- Exercise prompt -
Look through the records and report how many lines include the word "建设美丽重庆", with no other words.
___ Supplied information
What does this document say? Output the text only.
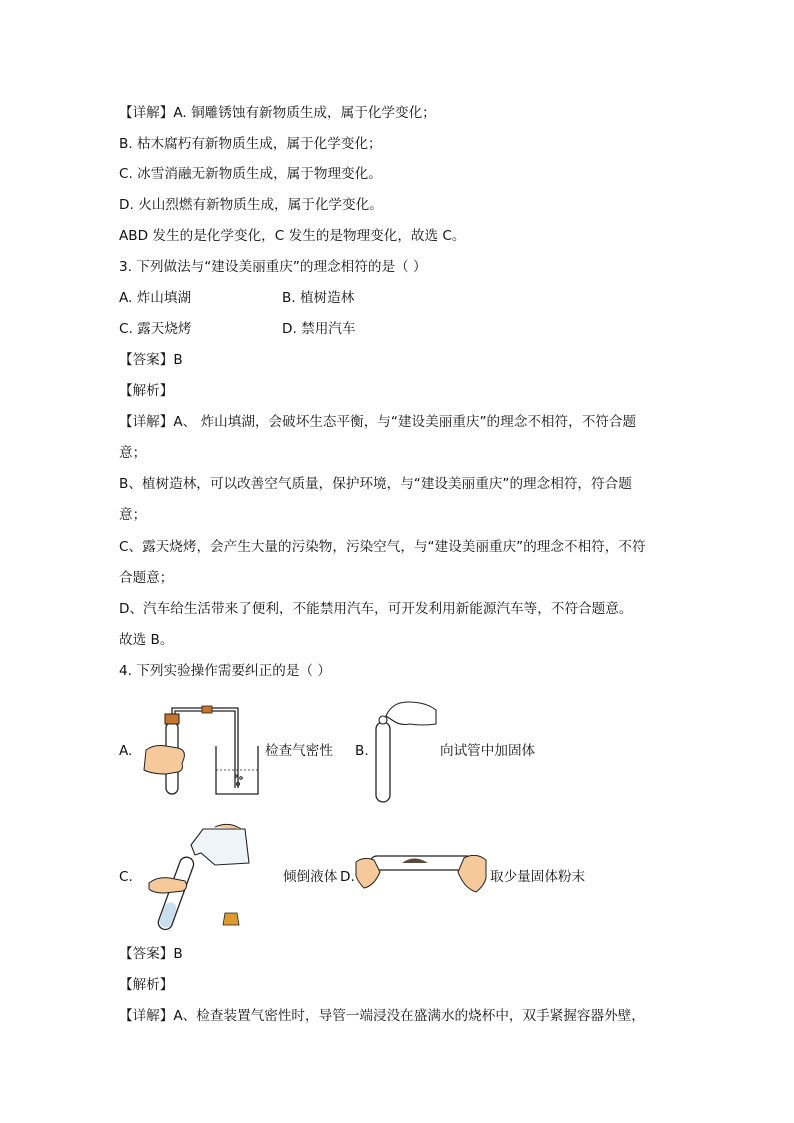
【详解】A. 铜雕锈蚀有新物质生成，属于化学变化；
B. 枯木腐朽有新物质生成，属于化学变化；
C. 冰雪消融无新物质生成，属于物理变化。
D. 火山烈燃有新物质生成，属于化学变化。
ABD 发生的是化学变化，C 发生的是物理变化，故选 C。
3. 下列做法与“建设美丽重庆”的理念相符的是（ ）
A. 炸山填湖	B. 植树造林
C. 露天烧烤	D. 禁用汽车
【答案】B
【解析】
【详解】A、 炸山填湖，会破坏生态平衡，与“建设美丽重庆”的理念不相符，不符合题
意；
B、植树造林，可以改善空气质量，保护环境，与“建设美丽重庆”的理念相符，符合题
意；
C、露天烧烤，会产生大量的污染物，污染空气，与“建设美丽重庆”的理念不相符，不符
合题意；
D、汽车给生活带来了便利，不能禁用汽车，可开发利用新能源汽车等，不符合题意。
故选 B。
4. 下列实验操作需要纠正的是（ ）
A.	检查气密性 B.	向试管中加固体
C.	倾倒液体 D.	取少量固体粉末
【答案】B
【解析】
【详解】A、检查装置气密性时，导管一端浸没在盛满水的烧杯中，双手紧握容器外壁，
______
- Solution -
4